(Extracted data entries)
============================================================

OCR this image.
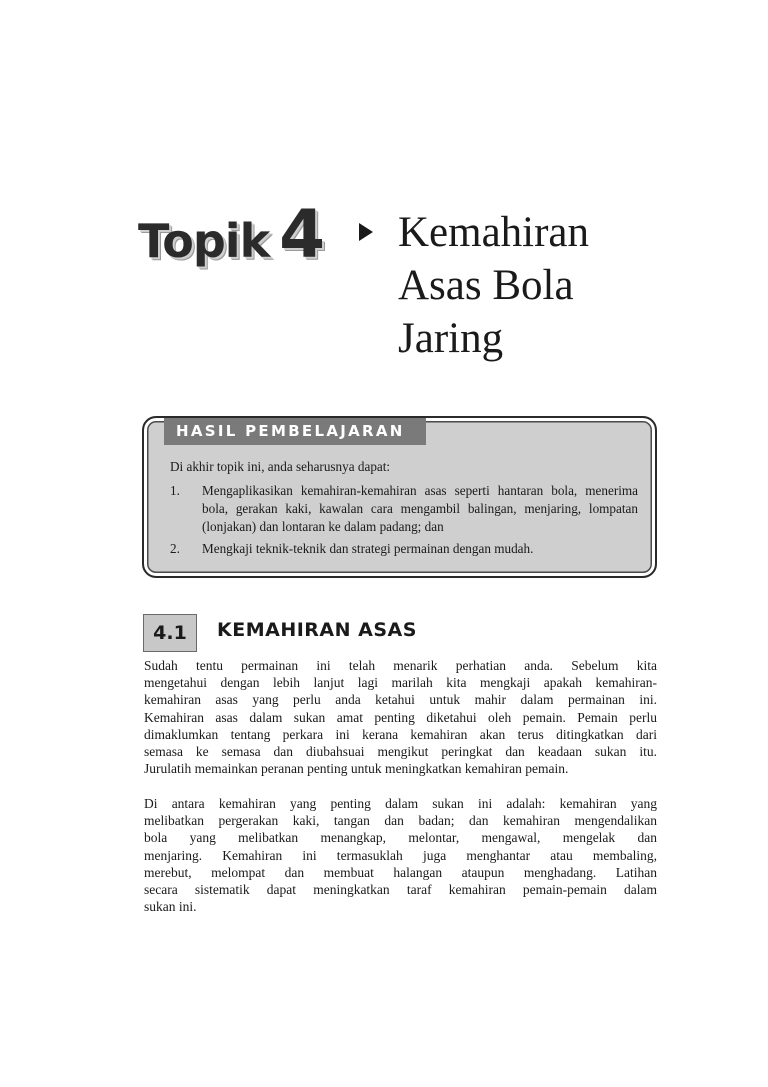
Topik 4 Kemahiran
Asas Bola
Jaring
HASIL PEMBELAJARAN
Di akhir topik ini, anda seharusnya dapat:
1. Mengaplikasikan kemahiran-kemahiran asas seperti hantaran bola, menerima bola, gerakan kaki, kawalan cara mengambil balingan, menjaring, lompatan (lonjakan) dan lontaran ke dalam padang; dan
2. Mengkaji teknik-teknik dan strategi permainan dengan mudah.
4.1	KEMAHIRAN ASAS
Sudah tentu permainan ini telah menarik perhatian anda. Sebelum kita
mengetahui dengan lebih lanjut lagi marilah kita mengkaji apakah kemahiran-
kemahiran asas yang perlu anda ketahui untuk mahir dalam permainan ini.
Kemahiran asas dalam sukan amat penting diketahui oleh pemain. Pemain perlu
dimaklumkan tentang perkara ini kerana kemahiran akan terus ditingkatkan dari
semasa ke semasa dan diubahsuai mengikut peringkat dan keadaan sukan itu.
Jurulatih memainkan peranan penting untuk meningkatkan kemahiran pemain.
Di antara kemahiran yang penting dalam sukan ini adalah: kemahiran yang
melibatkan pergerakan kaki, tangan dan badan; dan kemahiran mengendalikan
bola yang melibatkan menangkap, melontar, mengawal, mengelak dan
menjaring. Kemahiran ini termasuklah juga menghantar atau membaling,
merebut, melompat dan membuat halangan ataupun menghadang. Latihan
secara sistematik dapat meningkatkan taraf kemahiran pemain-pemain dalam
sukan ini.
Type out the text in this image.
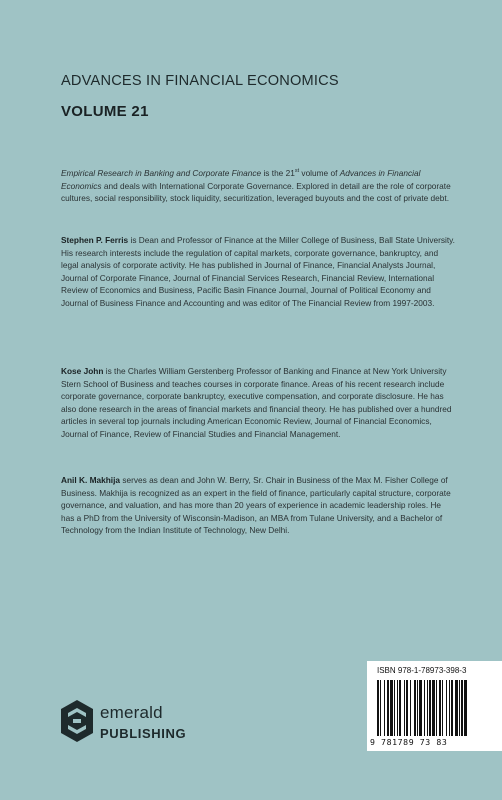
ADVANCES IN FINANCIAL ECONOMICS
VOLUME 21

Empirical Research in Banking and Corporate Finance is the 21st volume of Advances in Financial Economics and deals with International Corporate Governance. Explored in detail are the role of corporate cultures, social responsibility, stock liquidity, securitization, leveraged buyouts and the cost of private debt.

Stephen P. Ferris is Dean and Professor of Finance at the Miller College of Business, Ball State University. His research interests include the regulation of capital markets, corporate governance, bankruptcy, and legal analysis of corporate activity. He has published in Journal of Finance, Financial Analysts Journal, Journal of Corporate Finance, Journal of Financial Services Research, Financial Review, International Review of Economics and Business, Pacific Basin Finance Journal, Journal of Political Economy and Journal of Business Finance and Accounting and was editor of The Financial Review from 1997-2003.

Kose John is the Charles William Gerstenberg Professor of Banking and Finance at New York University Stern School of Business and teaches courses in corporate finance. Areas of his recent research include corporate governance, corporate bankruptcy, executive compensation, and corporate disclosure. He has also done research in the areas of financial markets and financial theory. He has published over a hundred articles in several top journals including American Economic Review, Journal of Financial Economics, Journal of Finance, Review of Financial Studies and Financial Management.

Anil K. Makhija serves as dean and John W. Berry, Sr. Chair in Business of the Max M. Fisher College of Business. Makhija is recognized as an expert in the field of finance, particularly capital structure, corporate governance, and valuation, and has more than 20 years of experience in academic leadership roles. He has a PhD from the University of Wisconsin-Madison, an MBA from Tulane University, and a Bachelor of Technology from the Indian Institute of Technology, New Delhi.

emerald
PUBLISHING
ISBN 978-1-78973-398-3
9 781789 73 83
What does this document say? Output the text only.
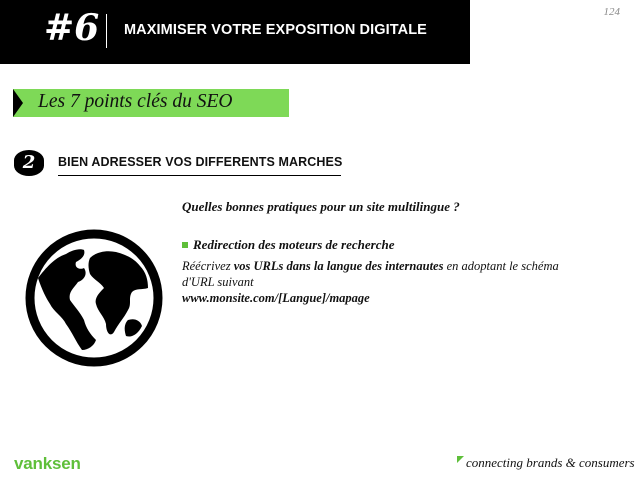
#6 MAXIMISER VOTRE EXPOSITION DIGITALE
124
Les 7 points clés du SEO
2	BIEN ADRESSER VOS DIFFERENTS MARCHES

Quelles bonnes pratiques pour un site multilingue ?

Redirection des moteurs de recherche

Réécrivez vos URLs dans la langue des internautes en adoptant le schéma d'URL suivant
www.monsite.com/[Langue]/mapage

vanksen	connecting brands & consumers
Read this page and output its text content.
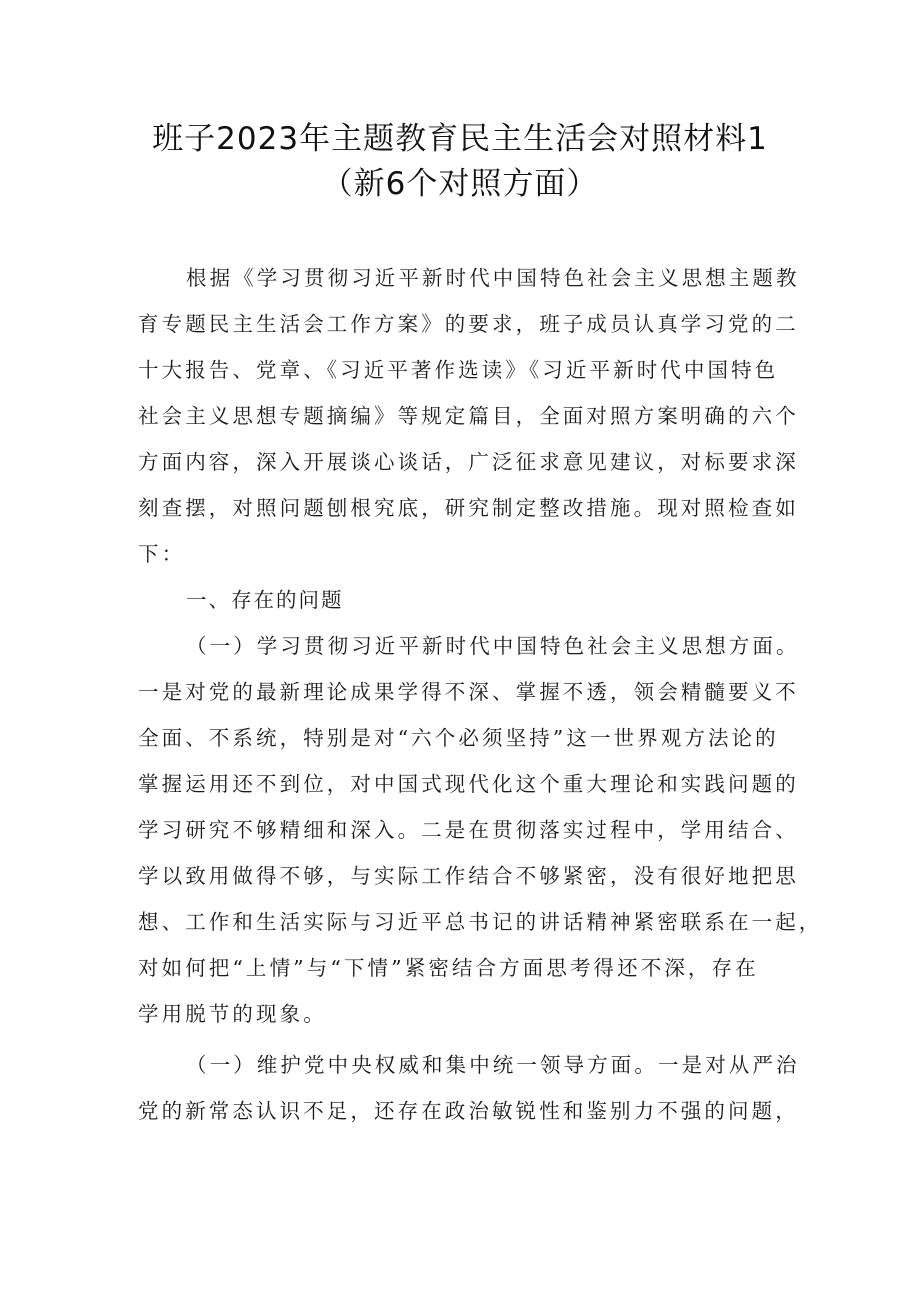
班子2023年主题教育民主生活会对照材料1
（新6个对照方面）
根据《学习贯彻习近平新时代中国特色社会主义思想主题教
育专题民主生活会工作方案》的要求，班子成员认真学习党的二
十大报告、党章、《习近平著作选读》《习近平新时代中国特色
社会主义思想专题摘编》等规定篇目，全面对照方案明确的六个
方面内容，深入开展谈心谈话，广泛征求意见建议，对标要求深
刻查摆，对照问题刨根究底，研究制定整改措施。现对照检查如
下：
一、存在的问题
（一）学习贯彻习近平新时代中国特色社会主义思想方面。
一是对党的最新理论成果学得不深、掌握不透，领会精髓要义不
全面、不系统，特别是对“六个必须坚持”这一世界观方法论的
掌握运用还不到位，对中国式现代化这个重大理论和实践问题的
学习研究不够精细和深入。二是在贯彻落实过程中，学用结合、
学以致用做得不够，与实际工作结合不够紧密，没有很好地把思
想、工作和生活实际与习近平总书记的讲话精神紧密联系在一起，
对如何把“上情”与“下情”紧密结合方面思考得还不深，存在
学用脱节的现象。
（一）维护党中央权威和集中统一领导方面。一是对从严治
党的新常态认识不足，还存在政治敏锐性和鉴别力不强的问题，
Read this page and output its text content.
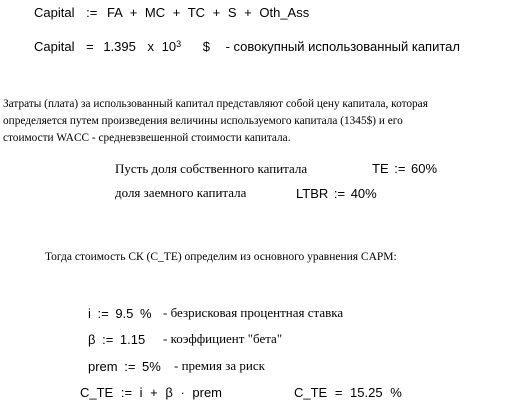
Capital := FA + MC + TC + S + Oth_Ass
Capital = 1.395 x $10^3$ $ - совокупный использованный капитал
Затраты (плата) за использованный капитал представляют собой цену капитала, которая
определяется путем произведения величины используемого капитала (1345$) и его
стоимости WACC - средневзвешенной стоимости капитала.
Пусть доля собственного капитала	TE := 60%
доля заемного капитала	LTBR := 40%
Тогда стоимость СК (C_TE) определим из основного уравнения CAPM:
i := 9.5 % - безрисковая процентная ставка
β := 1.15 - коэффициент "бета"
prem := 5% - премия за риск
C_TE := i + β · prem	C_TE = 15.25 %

============================================================

■ Exercise details
Without the pictures, restate all the entries above exactly.

■ Task solution
OCR this image.
Topik 4 Kemahiran
Asas Bola
Jaring
HASIL PEMBELAJARAN
Di akhir topik ini, anda seharusnya dapat:
1. Mengaplikasikan kemahiran-kemahiran asas seperti hantaran bola, menerima bola, gerakan kaki, kawalan cara mengambil balingan, menjaring, lompatan (lonjakan) dan lontaran ke dalam padang; dan
2. Mengkaji teknik-teknik dan strategi permainan dengan mudah.
4.1	KEMAHIRAN ASAS
Sudah tentu permainan ini telah menarik perhatian anda. Sebelum kita
mengetahui dengan lebih lanjut lagi marilah kita mengkaji apakah kemahiran-
kemahiran asas yang perlu anda ketahui untuk mahir dalam permainan ini.
Kemahiran asas dalam sukan amat penting diketahui oleh pemain. Pemain perlu
dimaklumkan tentang perkara ini kerana kemahiran akan terus ditingkatkan dari
semasa ke semasa dan diubahsuai mengikut peringkat dan keadaan sukan itu.
Jurulatih memainkan peranan penting untuk meningkatkan kemahiran pemain.
Di antara kemahiran yang penting dalam sukan ini adalah: kemahiran yang
melibatkan pergerakan kaki, tangan dan badan; dan kemahiran mengendalikan
bola yang melibatkan menangkap, melontar, mengawal, mengelak dan
menjaring. Kemahiran ini termasuklah juga menghantar atau membaling,
merebut, melompat dan membuat halangan ataupun menghadang. Latihan
secara sistematik dapat meningkatkan taraf kemahiran pemain-pemain dalam
sukan ini.
Type out the text in this image.
ADVANCES IN FINANCIAL ECONOMICS
VOLUME 21

Empirical Research in Banking and Corporate Finance is the 21st volume of Advances in Financial Economics and deals with International Corporate Governance. Explored in detail are the role of corporate cultures, social responsibility, stock liquidity, securitization, leveraged buyouts and the cost of private debt.

Stephen P. Ferris is Dean and Professor of Finance at the Miller College of Business, Ball State University. His research interests include the regulation of capital markets, corporate governance, bankruptcy, and legal analysis of corporate activity. He has published in Journal of Finance, Financial Analysts Journal, Journal of Corporate Finance, Journal of Financial Services Research, Financial Review, International Review of Economics and Business, Pacific Basin Finance Journal, Journal of Political Economy and Journal of Business Finance and Accounting and was editor of The Financial Review from 1997-2003.

Kose John is the Charles William Gerstenberg Professor of Banking and Finance at New York University Stern School of Business and teaches courses in corporate finance. Areas of his recent research include corporate governance, corporate bankruptcy, executive compensation, and corporate disclosure. He has also done research in the areas of financial markets and financial theory. He has published over a hundred articles in several top journals including American Economic Review, Journal of Financial Economics, Journal of Finance, Review of Financial Studies and Financial Management.

Anil K. Makhija serves as dean and John W. Berry, Sr. Chair in Business of the Max M. Fisher College of Business. Makhija is recognized as an expert in the field of finance, particularly capital structure, corporate governance, and valuation, and has more than 20 years of experience in academic leadership roles. He has a PhD from the University of Wisconsin-Madison, an MBA from Tulane University, and a Bachelor of Technology from the Indian Institute of Technology, New Delhi.

emerald
PUBLISHING
ISBN 978-1-78973-398-3
9 781789 73 83
What does this document say? Output the text only.
#6 MAXIMISER VOTRE EXPOSITION DIGITALE
124
Les 7 points clés du SEO
2	BIEN ADRESSER VOS DIFFERENTS MARCHES

Quelles bonnes pratiques pour un site multilingue ?

Redirection des moteurs de recherche

Réécrivez vos URLs dans la langue des internautes en adoptant le schéma d'URL suivant
www.monsite.com/[Langue]/mapage

vanksen	connecting brands & consumers
Read this page and output its text content.
班子2023年主题教育民主生活会对照材料1
（新6个对照方面）
根据《学习贯彻习近平新时代中国特色社会主义思想主题教
育专题民主生活会工作方案》的要求，班子成员认真学习党的二
十大报告、党章、《习近平著作选读》《习近平新时代中国特色
社会主义思想专题摘编》等规定篇目，全面对照方案明确的六个
方面内容，深入开展谈心谈话，广泛征求意见建议，对标要求深
刻查摆，对照问题刨根究底，研究制定整改措施。现对照检查如
下：
一、存在的问题
（一）学习贯彻习近平新时代中国特色社会主义思想方面。
一是对党的最新理论成果学得不深、掌握不透，领会精髓要义不
全面、不系统，特别是对“六个必须坚持”这一世界观方法论的
掌握运用还不到位，对中国式现代化这个重大理论和实践问题的
学习研究不够精细和深入。二是在贯彻落实过程中，学用结合、
学以致用做得不够，与实际工作结合不够紧密，没有很好地把思
想、工作和生活实际与习近平总书记的讲话精神紧密联系在一起，
对如何把“上情”与“下情”紧密结合方面思考得还不深，存在
学用脱节的现象。
（一）维护党中央权威和集中统一领导方面。一是对从严治
党的新常态认识不足，还存在政治敏锐性和鉴别力不强的问题，
Read this page and output its text content.
Capital := FA + MC + TC + S + Oth_Ass
Capital = 1.395 x $10^3$ $ - совокупный использованный капитал
Затраты (плата) за использованный капитал представляют собой цену капитала, которая
определяется путем произведения величины используемого капитала (1345$) и его
стоимости WACC - средневзвешенной стоимости капитала.
Пусть доля собственного капитала	TE := 60%
доля заемного капитала	LTBR := 40%
Тогда стоимость СК (C_TE) определим из основного уравнения CAPM:
i := 9.5 % - безрисковая процентная ставка
β := 1.15 - коэффициент "бета"
prem := 5% - премия за риск
C_TE := i + β · prem	C_TE = 15.25 %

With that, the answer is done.